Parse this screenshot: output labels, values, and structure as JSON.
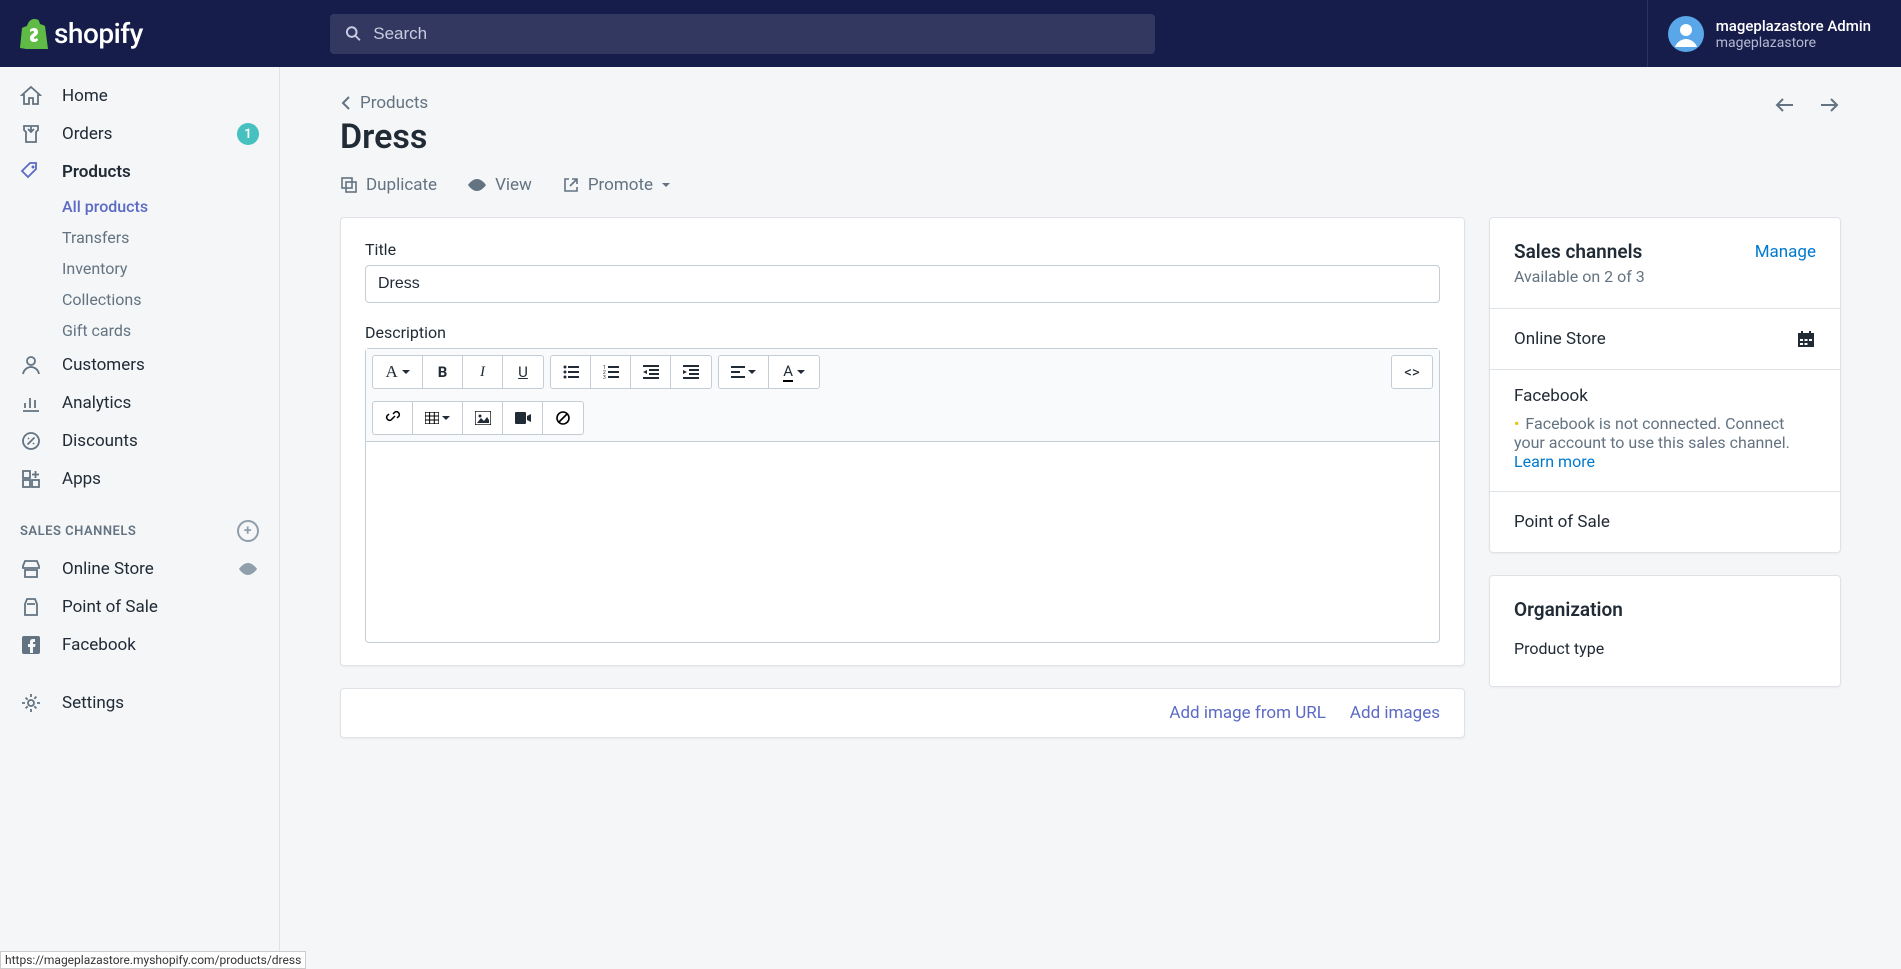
{
  "topbar": {
    "logo_text": "shopify",
    "search_placeholder": "Search",
    "user_name": "mageplazastore Admin",
    "store_name": "mageplazastore"
  },
  "sidebar": {
    "home": "Home",
    "orders": "Orders",
    "orders_badge": "1",
    "products": "Products",
    "sub": {
      "all_products": "All products",
      "transfers": "Transfers",
      "inventory": "Inventory",
      "collections": "Collections",
      "gift_cards": "Gift cards"
    },
    "customers": "Customers",
    "analytics": "Analytics",
    "discounts": "Discounts",
    "apps": "Apps",
    "sales_channels_heading": "SALES CHANNELS",
    "online_store": "Online Store",
    "pos": "Point of Sale",
    "facebook": "Facebook",
    "settings": "Settings"
  },
  "header": {
    "breadcrumb": "Products",
    "title": "Dress",
    "actions": {
      "duplicate": "Duplicate",
      "view": "View",
      "promote": "Promote"
    }
  },
  "form": {
    "title_label": "Title",
    "title_value": "Dress",
    "description_label": "Description"
  },
  "images": {
    "add_from_url": "Add image from URL",
    "add_images": "Add images"
  },
  "sales_channels": {
    "heading": "Sales channels",
    "manage": "Manage",
    "availability": "Available on 2 of 3",
    "online_store": "Online Store",
    "facebook": "Facebook",
    "facebook_warn": "Facebook is not connected. Connect your account to use this sales channel. ",
    "learn_more": "Learn more",
    "pos": "Point of Sale"
  },
  "organization": {
    "heading": "Organization",
    "product_type": "Product type"
  },
  "status_url": "https://mageplazastore.myshopify.com/products/dress"
}
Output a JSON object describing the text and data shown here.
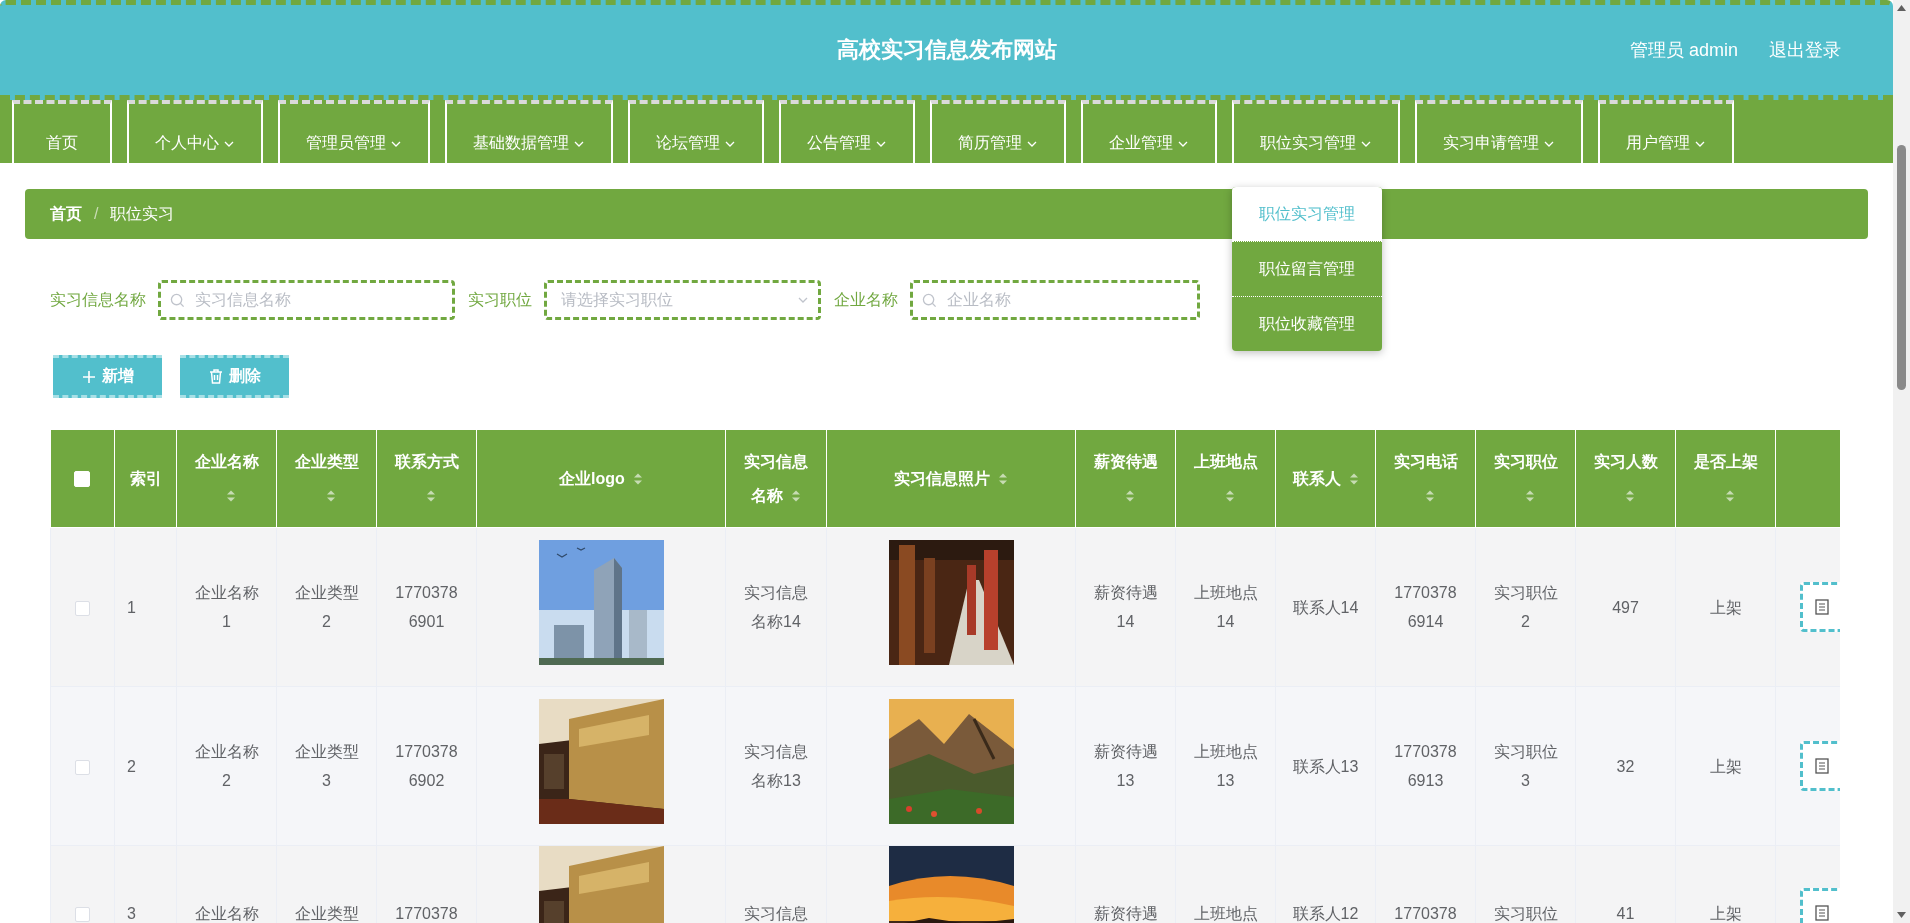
{
  "header": {
    "title": "高校实习信息发布网站",
    "user": "管理员 admin",
    "logout": "退出登录"
  },
  "nav": [
    {
      "label": "首页",
      "has_menu": false
    },
    {
      "label": "个人中心",
      "has_menu": true
    },
    {
      "label": "管理员管理",
      "has_menu": true
    },
    {
      "label": "基础数据管理",
      "has_menu": true
    },
    {
      "label": "论坛管理",
      "has_menu": true
    },
    {
      "label": "公告管理",
      "has_menu": true
    },
    {
      "label": "简历管理",
      "has_menu": true
    },
    {
      "label": "企业管理",
      "has_menu": true
    },
    {
      "label": "职位实习管理",
      "has_menu": true,
      "menu": [
        {
          "label": "职位实习管理",
          "selected": true
        },
        {
          "label": "职位留言管理",
          "selected": false
        },
        {
          "label": "职位收藏管理",
          "selected": false
        }
      ]
    },
    {
      "label": "实习申请管理",
      "has_menu": true
    },
    {
      "label": "用户管理",
      "has_menu": true
    }
  ],
  "breadcrumb": {
    "items": [
      "首页",
      "职位实习"
    ],
    "separator": "/"
  },
  "search": {
    "fields": [
      {
        "label": "实习信息名称",
        "kind": "search",
        "placeholder": "实习信息名称"
      },
      {
        "label": "实习职位",
        "kind": "select",
        "placeholder": "请选择实习职位"
      },
      {
        "label": "企业名称",
        "kind": "search",
        "placeholder": "企业名称"
      }
    ]
  },
  "buttons": [
    {
      "label": "新增",
      "kind": "add"
    },
    {
      "label": "删除",
      "kind": "delete"
    }
  ],
  "table": {
    "select_all": {
      "checked": false
    },
    "columns": [
      {
        "label": "索引",
        "sortable": false
      },
      {
        "label": "企业名称",
        "sortable": true
      },
      {
        "label": "企业类型",
        "sortable": true
      },
      {
        "label": "联系方式",
        "sortable": true
      },
      {
        "label": "企业logo",
        "sortable": true
      },
      {
        "label": "实习信息名称",
        "sortable": true
      },
      {
        "label": "实习信息照片",
        "sortable": true
      },
      {
        "label": "薪资待遇",
        "sortable": true
      },
      {
        "label": "上班地点",
        "sortable": true
      },
      {
        "label": "联系人",
        "sortable": true
      },
      {
        "label": "实习电话",
        "sortable": true
      },
      {
        "label": "实习职位",
        "sortable": true
      },
      {
        "label": "实习人数",
        "sortable": true
      },
      {
        "label": "是否上架",
        "sortable": true
      }
    ],
    "rows": [
      {
        "checked": false,
        "cells": [
          "1",
          "企业名称1",
          "企业类型2",
          "17703786901",
          {
            "kind": "picture"
          },
          "实习信息名称14",
          {
            "kind": "picture"
          },
          "薪资待遇14",
          "上班地点14",
          "联系人14",
          "17703786914",
          "实习职位2",
          "497",
          "上架"
        ]
      },
      {
        "checked": false,
        "cells": [
          "2",
          "企业名称2",
          "企业类型3",
          "17703786902",
          {
            "kind": "picture"
          },
          "实习信息名称13",
          {
            "kind": "picture"
          },
          "薪资待遇13",
          "上班地点13",
          "联系人13",
          "17703786913",
          "实习职位3",
          "32",
          "上架"
        ]
      },
      {
        "checked": false,
        "cells": [
          "3",
          "企业名称",
          "企业类型",
          "1770378",
          {
            "kind": "picture"
          },
          "实习信息",
          {
            "kind": "picture"
          },
          "薪资待遇",
          "上班地点",
          "联系人12",
          "1770378",
          "实习职位",
          "41",
          "上架"
        ]
      }
    ]
  }
}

-*-

**Your instructions:** Any pictures should be dropped; transcribe the rest of the records above exactly.

**Response below:**
Parse this screenshot: output labels, values, and structure as JSON.
{
  "topbar": {
    "logo_text": "shopify",
    "search_placeholder": "Search",
    "user_name": "mageplazastore Admin",
    "store_name": "mageplazastore"
  },
  "sidebar": {
    "home": "Home",
    "orders": "Orders",
    "orders_badge": "1",
    "products": "Products",
    "sub": {
      "all_products": "All products",
      "transfers": "Transfers",
      "inventory": "Inventory",
      "collections": "Collections",
      "gift_cards": "Gift cards"
    },
    "customers": "Customers",
    "analytics": "Analytics",
    "discounts": "Discounts",
    "apps": "Apps",
    "sales_channels_heading": "SALES CHANNELS",
    "online_store": "Online Store",
    "pos": "Point of Sale",
    "facebook": "Facebook",
    "settings": "Settings"
  },
  "header": {
    "breadcrumb": "Products",
    "title": "Dress",
    "actions": {
      "duplicate": "Duplicate",
      "view": "View",
      "promote": "Promote"
    }
  },
  "form": {
    "title_label": "Title",
    "title_value": "Dress",
    "description_label": "Description"
  },
  "images": {
    "add_from_url": "Add image from URL",
    "add_images": "Add images"
  },
  "sales_channels": {
    "heading": "Sales channels",
    "manage": "Manage",
    "availability": "Available on 2 of 3",
    "online_store": "Online Store",
    "facebook": "Facebook",
    "facebook_warn": "Facebook is not connected. Connect your account to use this sales channel. ",
    "learn_more": "Learn more",
    "pos": "Point of Sale"
  },
  "organization": {
    "heading": "Organization",
    "product_type": "Product type"
  },
  "status_url": "https://mageplazastore.myshopify.com/products/dress"
}
Output a JSON object describing the text and data shown here.
{
  "header": {
    "title": "高校实习信息发布网站",
    "user": "管理员 admin",
    "logout": "退出登录"
  },
  "nav": [
    {
      "label": "首页",
      "has_menu": false
    },
    {
      "label": "个人中心",
      "has_menu": true
    },
    {
      "label": "管理员管理",
      "has_menu": true
    },
    {
      "label": "基础数据管理",
      "has_menu": true
    },
    {
      "label": "论坛管理",
      "has_menu": true
    },
    {
      "label": "公告管理",
      "has_menu": true
    },
    {
      "label": "简历管理",
      "has_menu": true
    },
    {
      "label": "企业管理",
      "has_menu": true
    },
    {
      "label": "职位实习管理",
      "has_menu": true,
      "menu": [
        {
          "label": "职位实习管理",
          "selected": true
        },
        {
          "label": "职位留言管理",
          "selected": false
        },
        {
          "label": "职位收藏管理",
          "selected": false
        }
      ]
    },
    {
      "label": "实习申请管理",
      "has_menu": true
    },
    {
      "label": "用户管理",
      "has_menu": true
    }
  ],
  "breadcrumb": {
    "items": [
      "首页",
      "职位实习"
    ],
    "separator": "/"
  },
  "search": {
    "fields": [
      {
        "label": "实习信息名称",
        "kind": "search",
        "placeholder": "实习信息名称"
      },
      {
        "label": "实习职位",
        "kind": "select",
        "placeholder": "请选择实习职位"
      },
      {
        "label": "企业名称",
        "kind": "search",
        "placeholder": "企业名称"
      }
    ]
  },
  "buttons": [
    {
      "label": "新增",
      "kind": "add"
    },
    {
      "label": "删除",
      "kind": "delete"
    }
  ],
  "table": {
    "select_all": {
      "checked": false
    },
    "columns": [
      {
        "label": "索引",
        "sortable": false
      },
      {
        "label": "企业名称",
        "sortable": true
      },
      {
        "label": "企业类型",
        "sortable": true
      },
      {
        "label": "联系方式",
        "sortable": true
      },
      {
        "label": "企业logo",
        "sortable": true
      },
      {
        "label": "实习信息名称",
        "sortable": true
      },
      {
        "label": "实习信息照片",
        "sortable": true
      },
      {
        "label": "薪资待遇",
        "sortable": true
      },
      {
        "label": "上班地点",
        "sortable": true
      },
      {
        "label": "联系人",
        "sortable": true
      },
      {
        "label": "实习电话",
        "sortable": true
      },
      {
        "label": "实习职位",
        "sortable": true
      },
      {
        "label": "实习人数",
        "sortable": true
      },
      {
        "label": "是否上架",
        "sortable": true
      }
    ],
    "rows": [
      {
        "checked": false,
        "cells": [
          "1",
          "企业名称1",
          "企业类型2",
          "17703786901",
          {
            "kind": "picture"
          },
          "实习信息名称14",
          {
            "kind": "picture"
          },
          "薪资待遇14",
          "上班地点14",
          "联系人14",
          "17703786914",
          "实习职位2",
          "497",
          "上架"
        ]
      },
      {
        "checked": false,
        "cells": [
          "2",
          "企业名称2",
          "企业类型3",
          "17703786902",
          {
            "kind": "picture"
          },
          "实习信息名称13",
          {
            "kind": "picture"
          },
          "薪资待遇13",
          "上班地点13",
          "联系人13",
          "17703786913",
          "实习职位3",
          "32",
          "上架"
        ]
      },
      {
        "checked": false,
        "cells": [
          "3",
          "企业名称",
          "企业类型",
          "1770378",
          {
            "kind": "picture"
          },
          "实习信息",
          {
            "kind": "picture"
          },
          "薪资待遇",
          "上班地点",
          "联系人12",
          "1770378",
          "实习职位",
          "41",
          "上架"
        ]
      }
    ]
  }
}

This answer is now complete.